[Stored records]
____________

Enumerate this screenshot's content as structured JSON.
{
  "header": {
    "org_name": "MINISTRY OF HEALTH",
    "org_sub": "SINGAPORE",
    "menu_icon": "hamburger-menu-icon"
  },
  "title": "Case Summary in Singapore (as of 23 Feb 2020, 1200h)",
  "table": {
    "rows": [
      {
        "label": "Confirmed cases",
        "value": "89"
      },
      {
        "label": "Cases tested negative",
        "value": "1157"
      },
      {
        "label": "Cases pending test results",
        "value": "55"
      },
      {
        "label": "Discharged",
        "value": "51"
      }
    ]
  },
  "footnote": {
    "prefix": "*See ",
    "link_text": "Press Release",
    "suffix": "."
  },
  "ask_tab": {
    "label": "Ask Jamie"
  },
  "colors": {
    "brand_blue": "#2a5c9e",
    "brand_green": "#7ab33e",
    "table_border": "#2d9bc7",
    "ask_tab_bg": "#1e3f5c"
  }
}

____________

◆ Exercise instructions ◆
Go through the records and show every line with the string "value" in it.

◆ Response below ◆
        "value": "89"
        "value": "1157"
        "value": "55"
        "value": "51"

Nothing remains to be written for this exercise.